• **Stated problem**
Word for word, repeat the entries, minus the pictures.

══════

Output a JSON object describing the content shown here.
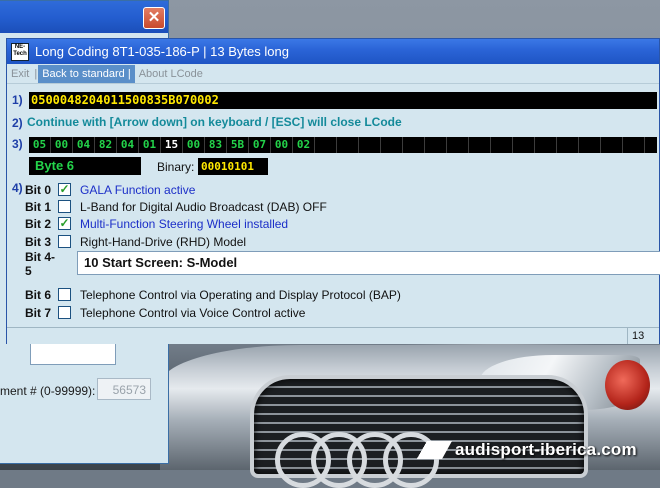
{
  "background_window": {
    "close_glyph": "✕",
    "segment_label": "ment # (0-99999):",
    "segment_value": "56573"
  },
  "window": {
    "app_icon_text": "NE-Tech",
    "title": "Long Coding  8T1-035-186-P  |  13 Bytes long",
    "menu": [
      {
        "label": "Exit",
        "sep": "|"
      },
      {
        "label": "Back to standard",
        "sep": "|",
        "active": true
      },
      {
        "label": "About LCode",
        "sep": ""
      }
    ]
  },
  "steps": {
    "step1": "1)",
    "step2": "2)",
    "step3": "3)",
    "step4": "4)"
  },
  "coding_string": "0500048204011500835B070002",
  "instruction": "Continue with [Arrow down] on keyboard / [ESC] will close LCode",
  "bytes": [
    "05",
    "00",
    "04",
    "82",
    "04",
    "01",
    "15",
    "00",
    "83",
    "5B",
    "07",
    "00",
    "02"
  ],
  "selected_byte_index": 6,
  "byte_label": "Byte 6",
  "binary_label": "Binary:",
  "binary_value": "00010101",
  "bits": [
    {
      "label": "Bit 0",
      "checked": true,
      "text": "GALA Function active"
    },
    {
      "label": "Bit 1",
      "checked": false,
      "text": "L-Band for Digital Audio Broadcast (DAB) OFF"
    },
    {
      "label": "Bit 2",
      "checked": true,
      "text": "Multi-Function Steering Wheel installed"
    },
    {
      "label": "Bit 3",
      "checked": false,
      "text": "Right-Hand-Drive (RHD) Model"
    },
    {
      "label": "Bit 4-5",
      "select_value": "10 Start Screen: S-Model"
    },
    {
      "label": "Bit 6",
      "checked": false,
      "text": "Telephone Control via Operating and Display Protocol (BAP)"
    },
    {
      "label": "Bit 7",
      "checked": false,
      "text": "Telephone Control via Voice Control active"
    }
  ],
  "statusbar": {
    "right_text": "13"
  },
  "watermark": "audisport-iberica.com",
  "colors": {
    "titlebar": "#2a63d6",
    "window_bg": "#d4e6ef",
    "code_text": "#ffe800",
    "byte_text": "#23d34a",
    "checked_text": "#1c2fc8",
    "instruction_text": "#138a9a"
  }
}
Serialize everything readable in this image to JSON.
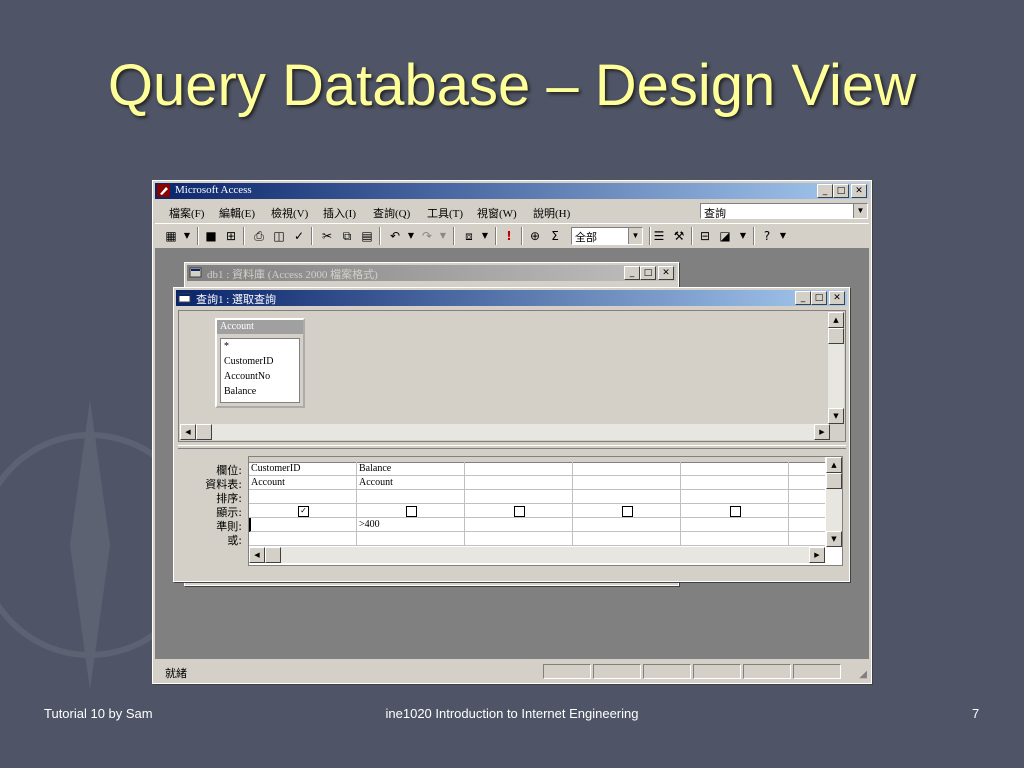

══════

• **Response**
Output a JSON object describing the content shown here.
{
  "background_window": {
    "close_glyph": "✕",
    "segment_label": "ment # (0-99999):",
    "segment_value": "56573"
  },
  "window": {
    "app_icon_text": "NE-Tech",
    "title": "Long Coding  8T1-035-186-P  |  13 Bytes long",
    "menu": [
      {
        "label": "Exit",
        "sep": "|"
      },
      {
        "label": "Back to standard",
        "sep": "|",
        "active": true
      },
      {
        "label": "About LCode",
        "sep": ""
      }
    ]
  },
  "steps": {
    "step1": "1)",
    "step2": "2)",
    "step3": "3)",
    "step4": "4)"
  },
  "coding_string": "0500048204011500835B070002",
  "instruction": "Continue with [Arrow down] on keyboard / [ESC] will close LCode",
  "bytes": [
    "05",
    "00",
    "04",
    "82",
    "04",
    "01",
    "15",
    "00",
    "83",
    "5B",
    "07",
    "00",
    "02"
  ],
  "selected_byte_index": 6,
  "byte_label": "Byte 6",
  "binary_label": "Binary:",
  "binary_value": "00010101",
  "bits": [
    {
      "label": "Bit 0",
      "checked": true,
      "text": "GALA Function active"
    },
    {
      "label": "Bit 1",
      "checked": false,
      "text": "L-Band for Digital Audio Broadcast (DAB) OFF"
    },
    {
      "label": "Bit 2",
      "checked": true,
      "text": "Multi-Function Steering Wheel installed"
    },
    {
      "label": "Bit 3",
      "checked": false,
      "text": "Right-Hand-Drive (RHD) Model"
    },
    {
      "label": "Bit 4-5",
      "select_value": "10 Start Screen: S-Model"
    },
    {
      "label": "Bit 6",
      "checked": false,
      "text": "Telephone Control via Operating and Display Protocol (BAP)"
    },
    {
      "label": "Bit 7",
      "checked": false,
      "text": "Telephone Control via Voice Control active"
    }
  ],
  "statusbar": {
    "right_text": "13"
  },
  "watermark": "audisport-iberica.com",
  "colors": {
    "titlebar": "#2a63d6",
    "window_bg": "#d4e6ef",
    "code_text": "#ffe800",
    "byte_text": "#23d34a",
    "checked_text": "#1c2fc8",
    "instruction_text": "#138a9a"
  }
}
Serialize everything readable in this image to JSON.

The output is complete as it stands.